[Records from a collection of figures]

((

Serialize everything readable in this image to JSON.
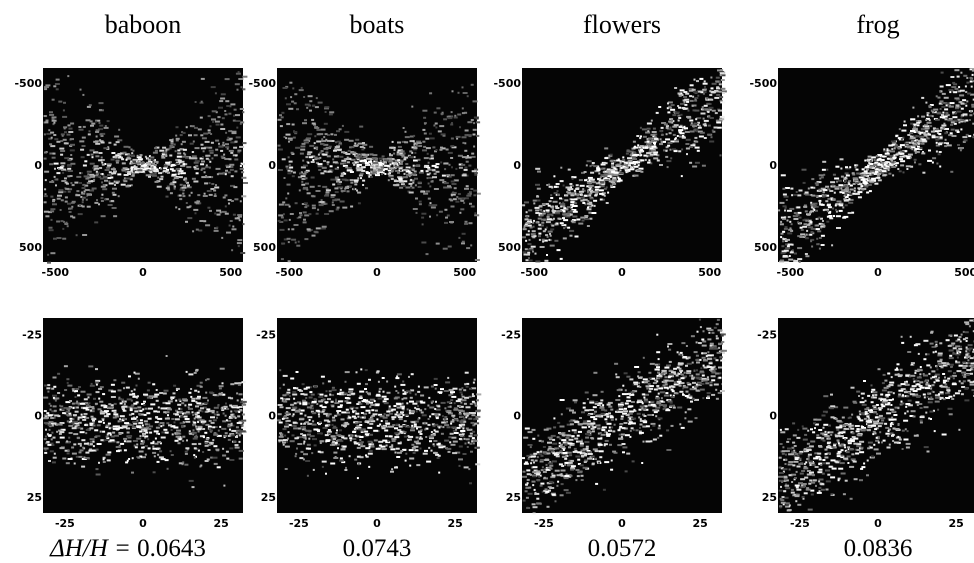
{
  "columns": [
    {
      "title": "baboon",
      "value": "0.0643"
    },
    {
      "title": "boats",
      "value": "0.0743"
    },
    {
      "title": "flowers",
      "value": "0.0572"
    },
    {
      "title": "frog",
      "value": "0.0836"
    }
  ],
  "top_row": {
    "xticks": [
      -500,
      0,
      500
    ],
    "yticks": [
      -500,
      0,
      500
    ]
  },
  "bottom_row": {
    "xticks": [
      -25,
      0,
      25
    ],
    "yticks": [
      -25,
      0,
      25
    ]
  },
  "ratio_label": "ΔH/H ="
}
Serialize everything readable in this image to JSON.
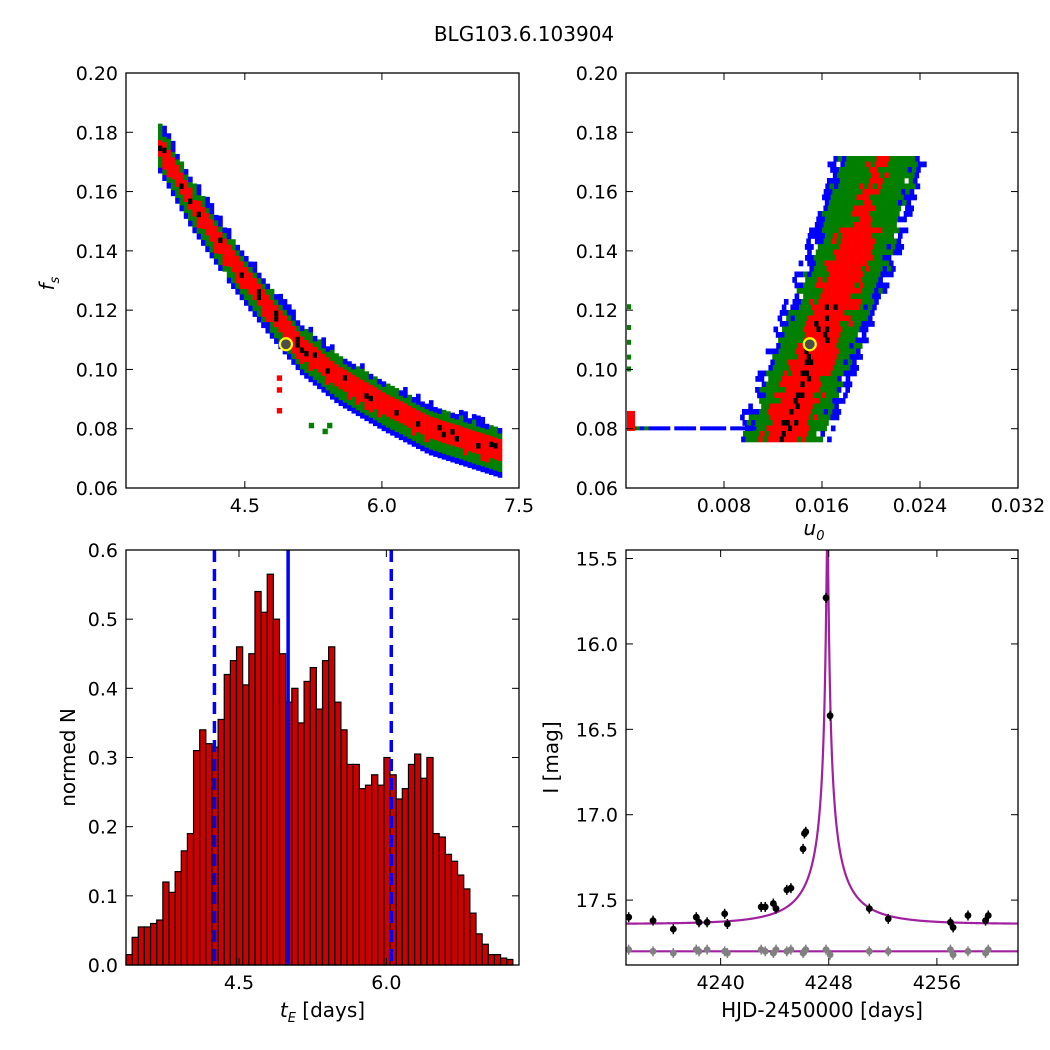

))

**DIRECTION**:
Leave the images out, please, and restate each line word for word.

**COMPLETED EXERCISE**:
Serialize everything readable in this image to JSON.
{
  "columns": [
    {
      "title": "baboon",
      "value": "0.0643"
    },
    {
      "title": "boats",
      "value": "0.0743"
    },
    {
      "title": "flowers",
      "value": "0.0572"
    },
    {
      "title": "frog",
      "value": "0.0836"
    }
  ],
  "top_row": {
    "xticks": [
      -500,
      0,
      500
    ],
    "yticks": [
      -500,
      0,
      500
    ]
  },
  "bottom_row": {
    "xticks": [
      -25,
      0,
      25
    ],
    "yticks": [
      -25,
      0,
      25
    ]
  },
  "ratio_label": "ΔH/H ="
}
Serialize everything readable in this image to JSON.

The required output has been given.